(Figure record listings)
— Begin —
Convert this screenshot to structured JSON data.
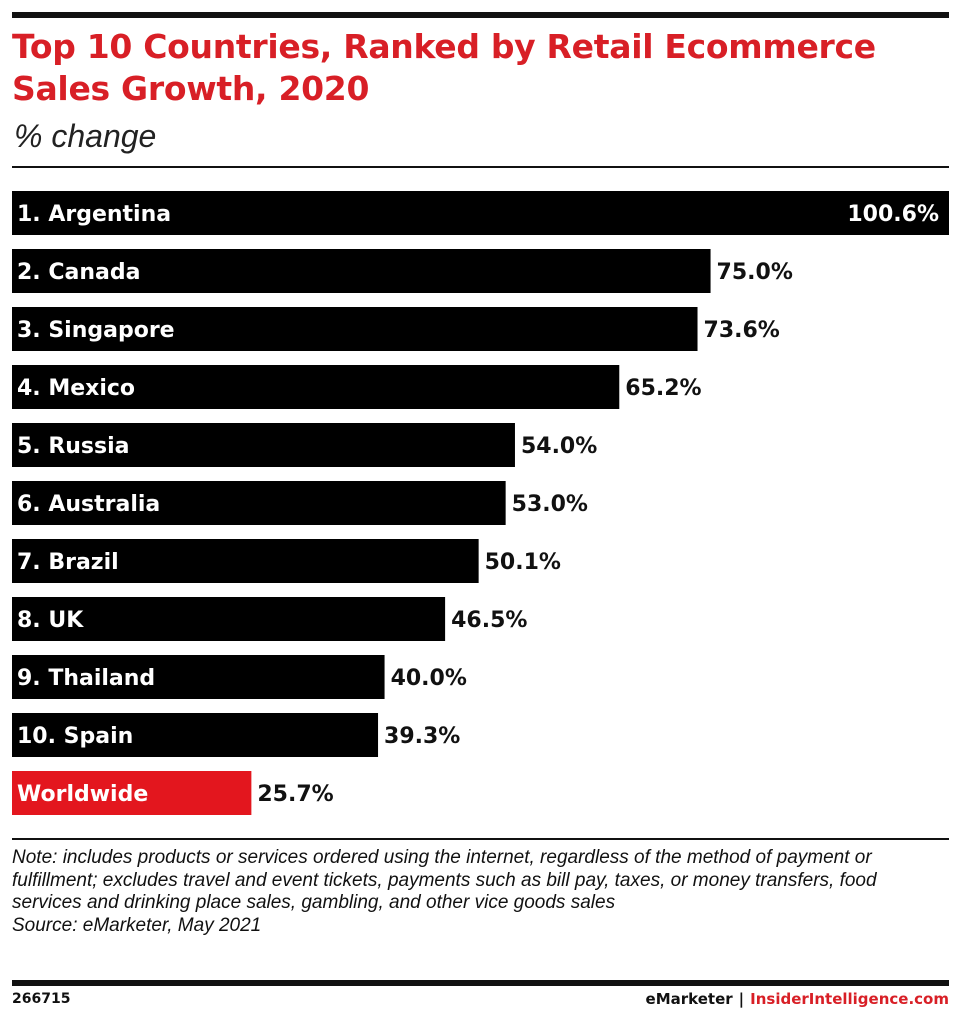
{
  "header": {
    "title": "Top 10 Countries, Ranked by Retail Ecommerce Sales Growth, 2020",
    "subtitle": "% change"
  },
  "chart_data": {
    "type": "bar",
    "orientation": "horizontal",
    "title": "Top 10 Countries, Ranked by Retail Ecommerce Sales Growth, 2020",
    "subtitle": "% change",
    "categories": [
      "1. Argentina",
      "2. Canada",
      "3. Singapore",
      "4. Mexico",
      "5. Russia",
      "6. Australia",
      "7. Brazil",
      "8. UK",
      "9. Thailand",
      "10. Spain",
      "Worldwide"
    ],
    "values": [
      100.6,
      75.0,
      73.6,
      65.2,
      54.0,
      53.0,
      50.1,
      46.5,
      40.0,
      39.3,
      25.7
    ],
    "value_labels": [
      "100.6%",
      "75.0%",
      "73.6%",
      "65.2%",
      "54.0%",
      "53.0%",
      "50.1%",
      "46.5%",
      "40.0%",
      "39.3%",
      "25.7%"
    ],
    "highlight_category": "Worldwide",
    "unit": "%",
    "xlim": [
      0,
      100.6
    ],
    "colors": {
      "bar": "#000000",
      "highlight": "#e3161e",
      "label_on_bar": "#ffffff",
      "value_label": "#111111"
    },
    "grid": false,
    "legend": "none"
  },
  "footer": {
    "note": "Note: includes products or services ordered using the internet, regardless of the method of payment or fulfillment; excludes travel and event tickets, payments such as bill pay, taxes, or money transfers, food services and drinking place sales, gambling, and other vice goods sales",
    "source": "Source: eMarketer, May 2021",
    "chart_id": "266715",
    "brand": "eMarketer",
    "separator": "|",
    "site": "InsiderIntelligence.com"
  }
}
— End —
:: TASK OBJECTIVE ::
Leave out every picture and copy the rest of the records exactly.

:: RESULT ::
Convert this screenshot to structured JSON data.
{
  "header": {
    "title": "Top 10 Countries, Ranked by Retail Ecommerce Sales Growth, 2020",
    "subtitle": "% change"
  },
  "chart_data": {
    "type": "bar",
    "orientation": "horizontal",
    "title": "Top 10 Countries, Ranked by Retail Ecommerce Sales Growth, 2020",
    "subtitle": "% change",
    "categories": [
      "1. Argentina",
      "2. Canada",
      "3. Singapore",
      "4. Mexico",
      "5. Russia",
      "6. Australia",
      "7. Brazil",
      "8. UK",
      "9. Thailand",
      "10. Spain",
      "Worldwide"
    ],
    "values": [
      100.6,
      75.0,
      73.6,
      65.2,
      54.0,
      53.0,
      50.1,
      46.5,
      40.0,
      39.3,
      25.7
    ],
    "value_labels": [
      "100.6%",
      "75.0%",
      "73.6%",
      "65.2%",
      "54.0%",
      "53.0%",
      "50.1%",
      "46.5%",
      "40.0%",
      "39.3%",
      "25.7%"
    ],
    "highlight_category": "Worldwide",
    "unit": "%",
    "xlim": [
      0,
      100.6
    ],
    "colors": {
      "bar": "#000000",
      "highlight": "#e3161e",
      "label_on_bar": "#ffffff",
      "value_label": "#111111"
    },
    "grid": false,
    "legend": "none"
  },
  "footer": {
    "note": "Note: includes products or services ordered using the internet, regardless of the method of payment or fulfillment; excludes travel and event tickets, payments such as bill pay, taxes, or money transfers, food services and drinking place sales, gambling, and other vice goods sales",
    "source": "Source: eMarketer, May 2021",
    "chart_id": "266715",
    "brand": "eMarketer",
    "separator": "|",
    "site": "InsiderIntelligence.com"
  }
}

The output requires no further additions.